Da fare →
- A) Rispondi in breve a queste domande sul testo sulla Serie A:
(i) Fino a quale anno il Genoa è stato il club più titolato?
(ii) Da quanti metri Maradona segnò la punizione contro la Juve?
(iii) Con quali squadre Maurizio Sarri è stato padrone dei match di Serie A?
- B) Prosegui il testo sulla Serie A, riprendendo dopo la sua ultima frase.

Testo di partenza →
"""
Il campionato italiano ha una storia particolarmente intensa di record, statistiche e aneddoti curiosi, per esempio, fino al 1958 è stato il Genoa il club più titolato, prima del dominio di Inter e Juve, mentre attualmente c’è un’aria nuova, con diversi club a dominare in campo, tra cui il Napoli in pole position.
Se oggi i Partenopei sono al top delle quote Serie A come favoriti, negli anni passati, prima con Maradona e poi con Sarri, hanno offerto spettacolo e colorato la massima categoria con imprese spettacolari, che ancora oggi restano delle autentiche opere d’arte. Ecco un po’ di storia della Serie A raccontata dall’epopea Azzurra ma anche di altre squadre, tra curiosità e record persino negativi.
Mai in quattro in soli 2 punti
Questo campionato di Serie A ci sta regalando uno spettacolo mai visto prima, perché da quando è cominciata l’era dei 3 punti, dopo la decima giornata non avevamo mai visto una top 4 della classifica stritolata in soli 2 punti: Napoli, Inter, Milan e Roma si contendono lo scudetto più improbabile degli ultimi 30 anni.
La punizione impossibile di D10S
Ogni 3 novembre è il compleanno della famosa punizione che Diego Armando Maradona segnò contro la Juve in campionato da soli 5,5 metri: un gesto impossibile che soltanto D10S poteva realizzare. Questa perla preziosa che sfida ogni legge della fisica, quest’anno ha compiuto 40 anni e resta un’opera d’arte autentica ed inimitabile.
Il Sarrismo tra blasfemia tattica metodi duri
Padrone incontrastato dei match di Serie A con Empoli, Napoli, Juventus e Lazio, Maurizio Sarri è sempre stato un simbolo del calcio, per i suoi metodi duri, ma anche per la rivoluzione tattica che ha portato nel rettangolo verde con il Sarrismo.
"""
Sezione dati →
"""
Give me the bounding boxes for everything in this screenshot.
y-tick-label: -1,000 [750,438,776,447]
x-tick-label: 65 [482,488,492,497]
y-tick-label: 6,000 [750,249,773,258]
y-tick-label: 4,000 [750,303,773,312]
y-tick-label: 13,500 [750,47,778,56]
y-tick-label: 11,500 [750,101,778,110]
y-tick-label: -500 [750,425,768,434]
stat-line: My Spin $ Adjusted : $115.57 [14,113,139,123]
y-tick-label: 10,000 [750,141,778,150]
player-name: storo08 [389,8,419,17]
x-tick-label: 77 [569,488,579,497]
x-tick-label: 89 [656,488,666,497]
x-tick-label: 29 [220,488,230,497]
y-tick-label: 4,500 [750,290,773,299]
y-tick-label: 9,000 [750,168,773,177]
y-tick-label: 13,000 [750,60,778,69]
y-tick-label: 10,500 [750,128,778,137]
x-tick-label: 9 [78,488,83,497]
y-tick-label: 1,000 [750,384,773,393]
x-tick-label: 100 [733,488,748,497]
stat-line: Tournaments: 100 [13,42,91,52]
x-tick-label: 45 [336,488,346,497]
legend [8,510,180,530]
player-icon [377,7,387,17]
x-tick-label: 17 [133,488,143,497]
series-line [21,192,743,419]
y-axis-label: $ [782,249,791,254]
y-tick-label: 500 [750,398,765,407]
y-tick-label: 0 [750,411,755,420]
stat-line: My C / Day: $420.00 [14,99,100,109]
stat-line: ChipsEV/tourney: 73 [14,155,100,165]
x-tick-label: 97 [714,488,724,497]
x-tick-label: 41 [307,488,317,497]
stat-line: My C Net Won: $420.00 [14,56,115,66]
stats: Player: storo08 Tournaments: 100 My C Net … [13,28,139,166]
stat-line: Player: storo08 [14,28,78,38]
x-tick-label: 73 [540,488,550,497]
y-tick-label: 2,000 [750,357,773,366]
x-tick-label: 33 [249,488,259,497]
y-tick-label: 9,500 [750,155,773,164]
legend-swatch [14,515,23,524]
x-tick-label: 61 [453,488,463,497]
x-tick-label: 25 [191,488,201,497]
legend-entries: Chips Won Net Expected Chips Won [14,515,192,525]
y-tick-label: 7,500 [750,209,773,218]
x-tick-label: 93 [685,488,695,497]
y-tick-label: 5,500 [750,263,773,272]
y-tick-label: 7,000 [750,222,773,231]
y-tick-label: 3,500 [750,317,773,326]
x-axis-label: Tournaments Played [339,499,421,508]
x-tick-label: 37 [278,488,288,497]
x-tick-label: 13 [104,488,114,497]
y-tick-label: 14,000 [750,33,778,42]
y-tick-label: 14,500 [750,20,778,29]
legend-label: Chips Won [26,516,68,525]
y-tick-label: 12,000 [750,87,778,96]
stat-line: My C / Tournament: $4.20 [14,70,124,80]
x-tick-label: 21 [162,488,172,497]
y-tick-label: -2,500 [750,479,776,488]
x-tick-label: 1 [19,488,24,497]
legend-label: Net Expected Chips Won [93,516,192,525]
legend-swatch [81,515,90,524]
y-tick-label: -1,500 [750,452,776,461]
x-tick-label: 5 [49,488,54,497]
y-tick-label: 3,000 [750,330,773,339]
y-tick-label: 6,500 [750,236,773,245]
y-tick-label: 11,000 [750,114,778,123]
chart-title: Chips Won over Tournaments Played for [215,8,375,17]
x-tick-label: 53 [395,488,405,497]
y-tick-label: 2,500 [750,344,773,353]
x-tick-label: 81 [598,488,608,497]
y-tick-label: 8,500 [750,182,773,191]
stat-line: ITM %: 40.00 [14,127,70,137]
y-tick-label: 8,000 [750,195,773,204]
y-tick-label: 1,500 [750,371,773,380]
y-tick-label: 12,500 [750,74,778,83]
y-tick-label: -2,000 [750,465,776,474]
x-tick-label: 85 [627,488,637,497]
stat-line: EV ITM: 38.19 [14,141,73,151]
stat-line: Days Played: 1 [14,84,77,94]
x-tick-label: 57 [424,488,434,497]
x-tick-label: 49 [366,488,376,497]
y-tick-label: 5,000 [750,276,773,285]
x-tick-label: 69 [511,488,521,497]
"""
Soluzioni delle attività →
- A)
(i) Fino al 1958.
(ii) Da 5,5 metri.
(iii) Con Empoli, Napoli, Juventus e Lazio.

- B)
Ai tempi del Napoli, Koulibaly ha svelato diversi retroscena con Sarri che non lo trattava non proprio con i guanti e che addirittura cercava di venderlo a ogni sessione di mercato, ma non lo lasciava mai andare. Soltanto quando Sarri lasciò il club Partenopeo, confessò a Kalidou che per lui, era stato uno dei migliori calciatori mai allenati: metodi duri ed efficaci.
Allegri contro Conte: lo scontro tra i migliori
Chi l’avrebbe mai solo lontanamente immaginato di vedere Antonio Conte sulla panchina del Napoli, fino a qualche anno fa questa era pura fantascienza. Invece oggi Conte ha vinto anche il quarto scudetto con i Partenopei e la sfida contro Allegri è più accesa che mai.
Il motivo è molto semplice, perché Max Allegri ha vinto 6 scudetti, mentre Conte 5, ma resta l’unico allenatore che ha vinto il campionato con tre squadre differenti.
Le statistiche paradossali di Juve e Inter in Champions
Andiamo adesso sul fronte Nerazzurro e Bianconero, per scoprire delle statistiche paradossali che riguardano la finale di Champions. L’Inter è l’unico club che ha vinto il Triplete, ma paradossalmente, nelle 4 finali perse su 7 disputate, ogni volta che i Nerazzurri hanno perso nel match al top del tabellone, gli avversari hanno conseguito il Triplete: è stato così per Manchester City e PSG, ma anche per Celtic e Ajax.
La Vecchia Signora non teme paragoni quando si tratta di record e infatti in Champions non delude i supporter: ma quelli avversari. I Bianconeri restano il club con più finali perse: 7 su 9.
Come Totti nessuno mai: a parte Piola
Il campione del mondo 2006 detiene il record assoluto di 250 reti segnate tutte con un solo club, la sua amata Roma, ma non è il miglior bomber all time della Serie A. Il record spetta a Silvio Piola con 274 reti, di cui la maggior parte segnate con la Lazio.